_GIVEN INSTRUCTION_. Where does the string "realiza" appear? Copy every line of the entries below that holds it.

================================

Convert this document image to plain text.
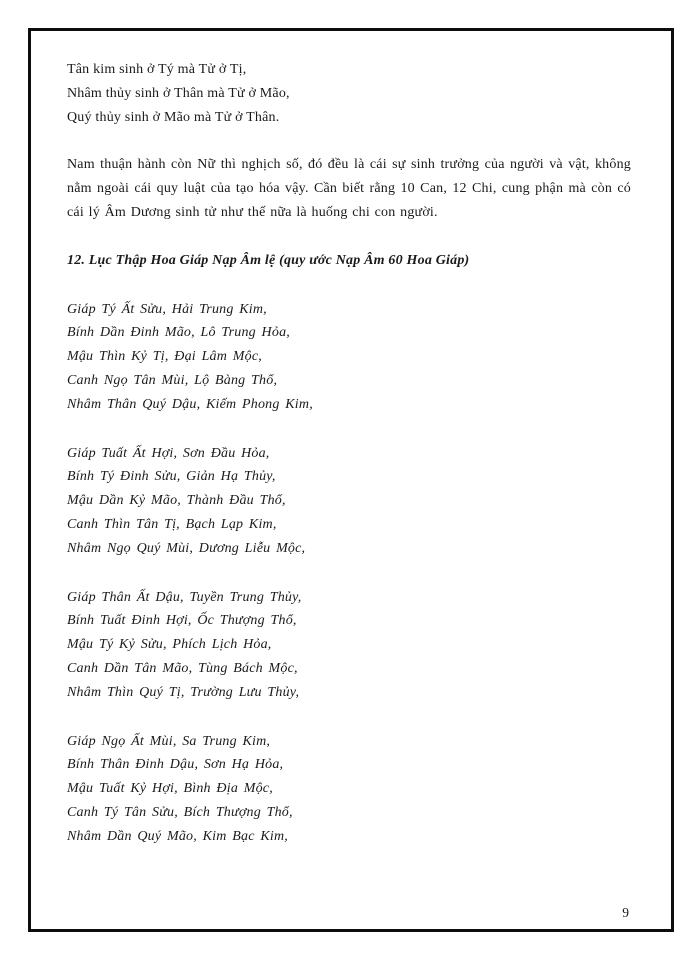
Tân kim sinh ở Tý mà Tử ở Tị,

Nhâm thủy sinh ở Thân mà Tử ở Mão,

Quý thủy sinh ở Mão mà Tử ở Thân.

Nam thuận hành còn Nữ thì nghịch số, đó đều là cái sự sinh trưởng của người và vật, không nằm ngoài cái quy luật của tạo hóa vậy. Cần biết rằng 10 Can, 12 Chi, cung phận mà còn có cái lý Âm Dương sinh tử như thế nữa là huống chi con người.

12. Lục Thập Hoa Giáp Nạp Âm lệ (quy ước Nạp Âm 60 Hoa Giáp)

Giáp Tý Ất Sửu, Hải Trung Kim,

Bính Dần Đinh Mão, Lô Trung Hỏa,

Mậu Thìn Kỷ Tị, Đại Lâm Mộc,

Canh Ngọ Tân Mùi, Lộ Bàng Thổ,

Nhâm Thân Quý Dậu, Kiếm Phong Kim,

Giáp Tuất Ất Hợi, Sơn Đầu Hỏa,

Bính Tý Đinh Sửu, Giản Hạ Thủy,

Mậu Dần Kỷ Mão, Thành Đầu Thổ,

Canh Thìn Tân Tị, Bạch Lạp Kim,

Nhâm Ngọ Quý Mùi, Dương Liễu Mộc,

Giáp Thân Ất Dậu, Tuyền Trung Thủy,

Bính Tuất Đinh Hợi, Ốc Thượng Thổ,

Mậu Tý Kỷ Sửu, Phích Lịch Hỏa,

Canh Dần Tân Mão, Tùng Bách Mộc,

Nhâm Thìn Quý Tị, Trường Lưu Thủy,

Giáp Ngọ Ất Mùi, Sa Trung Kim,

Bính Thân Đinh Dậu, Sơn Hạ Hỏa,

Mậu Tuất Kỷ Hợi, Bình Địa Mộc,

Canh Tý Tân Sửu, Bích Thượng Thổ,

Nhâm Dần Quý Mão, Kim Bạc Kim,

9
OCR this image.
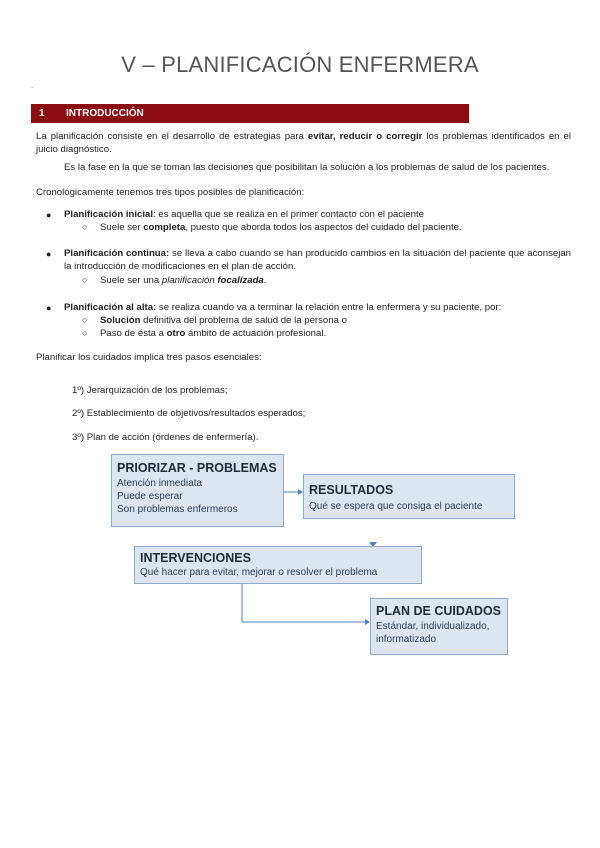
V – PLANIFICACIÓN ENFERMERA
.
1 INTRODUCCIÓN
La planificación consiste en el desarrollo de estrategias para evitar, reducir o corregir los problemas identificados en el juicio diagnóstico.
Es la fase en la que se toman las decisiones que posibilitan la solución a los problemas de salud de los pacientes.
Cronológicamente tenemos tres tipos posibles de planificación:
● Planificación inicial: es aquella que se realiza en el primer contacto con el paciente
○ Suele ser completa, puesto que aborda todos los aspectos del cuidado del paciente.
● Planificación continua: se lleva a cabo cuando se han producido cambios en la situación del paciente que aconsejan la introducción de modificaciones en el plan de acción.
○ Suele ser una planificación focalizada.
● Planificación al alta: se realiza cuando va a terminar la relación entre la enfermera y su paciente, por:
○ Solución definitiva del problema de salud de la persona o
○ Paso de ésta a otro ámbito de actuación profesional.
Planificar los cuidados implica tres pasos esenciales:
1º) Jerarquización de los problemas;
2º) Establecimiento de objetivos/resultados esperados;
3º) Plan de acción (órdenes de enfermería).
PRIORIZAR - PROBLEMAS
Atención inmediata
Puede esperar
Son problemas enfermeros
RESULTADOS
Qué se espera que consiga el paciente
INTERVENCIONES
Qué hacer para evitar, mejorar o resolver el problema
PLAN DE CUIDADOS
Estándar, individualizado,
informatizado
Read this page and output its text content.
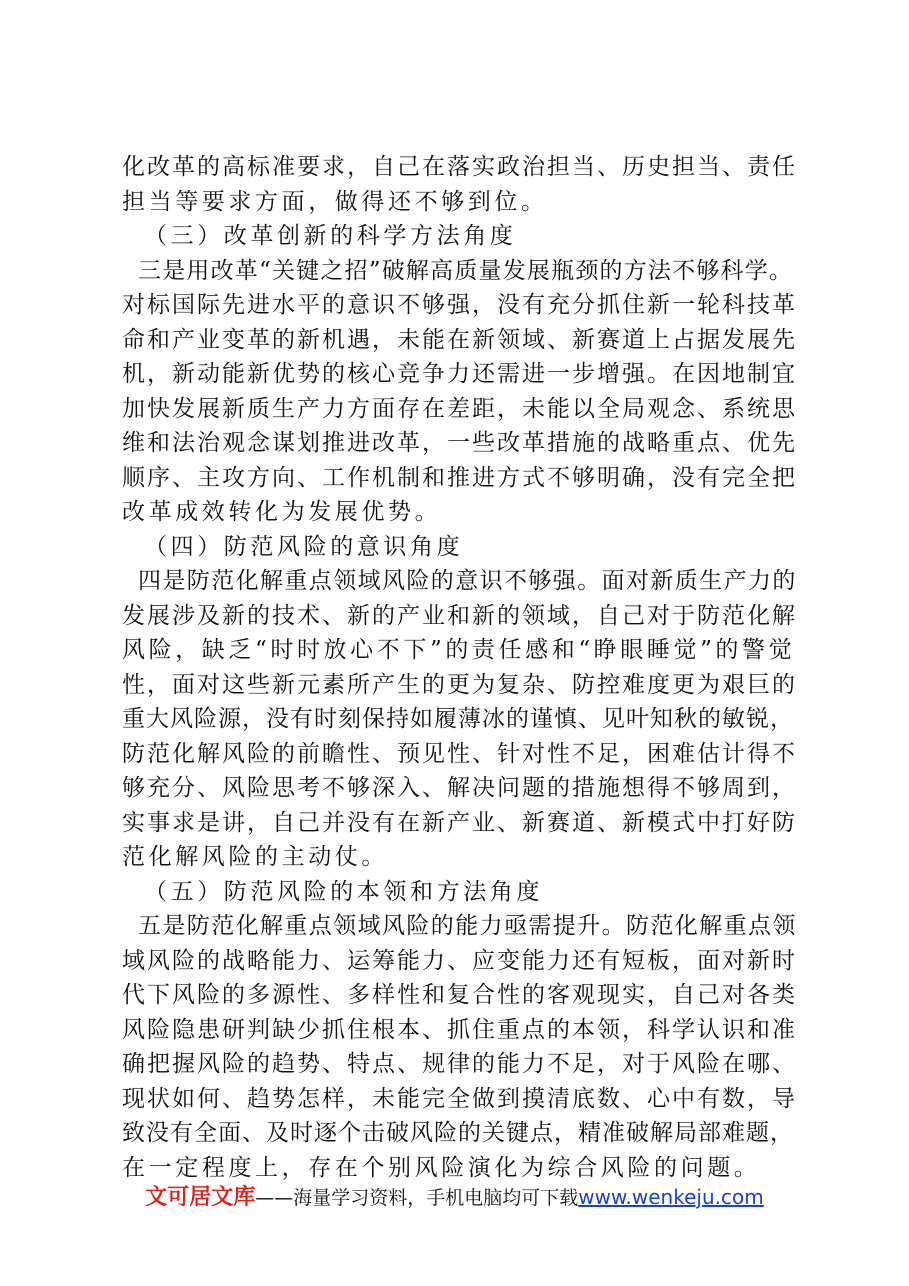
化改革的高标准要求，自己在落实政治担当、历史担当、责任
担当等要求方面，做得还不够到位。
（三）改革创新的科学方法角度
三是用改革“关键之招”破解高质量发展瓶颈的方法不够科学。
对标国际先进水平的意识不够强，没有充分抓住新一轮科技革
命和产业变革的新机遇，未能在新领域、新赛道上占据发展先
机，新动能新优势的核心竞争力还需进一步增强。在因地制宜
加快发展新质生产力方面存在差距，未能以全局观念、系统思
维和法治观念谋划推进改革，一些改革措施的战略重点、优先
顺序、主攻方向、工作机制和推进方式不够明确，没有完全把
改革成效转化为发展优势。
（四）防范风险的意识角度
四是防范化解重点领域风险的意识不够强。面对新质生产力的
发展涉及新的技术、新的产业和新的领域，自己对于防范化解
风险，缺乏“时时放心不下”的责任感和“睁眼睡觉”的警觉
性，面对这些新元素所产生的更为复杂、防控难度更为艰巨的
重大风险源，没有时刻保持如履薄冰的谨慎、见叶知秋的敏锐，
防范化解风险的前瞻性、预见性、针对性不足，困难估计得不
够充分、风险思考不够深入、解决问题的措施想得不够周到，
实事求是讲，自己并没有在新产业、新赛道、新模式中打好防
范化解风险的主动仗。
（五）防范风险的本领和方法角度
五是防范化解重点领域风险的能力亟需提升。防范化解重点领
域风险的战略能力、运筹能力、应变能力还有短板，面对新时
代下风险的多源性、多样性和复合性的客观现实，自己对各类
风险隐患研判缺少抓住根本、抓住重点的本领，科学认识和准
确把握风险的趋势、特点、规律的能力不足，对于风险在哪、
现状如何、趋势怎样，未能完全做到摸清底数、心中有数，导
致没有全面、及时逐个击破风险的关键点，精准破解局部难题，
在一定程度上，存在个别风险演化为综合风险的问题。
文可居文库——海量学习资料，手机电脑均可下载www.wenkeju.com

================================

_EXPECTED ANSWER_.
● Planificación inicial: es aquella que se realiza en el primer contacto con el paciente
● Planificación al alta: se realiza cuando va a terminar la relación entre la enfermera y su paciente, por:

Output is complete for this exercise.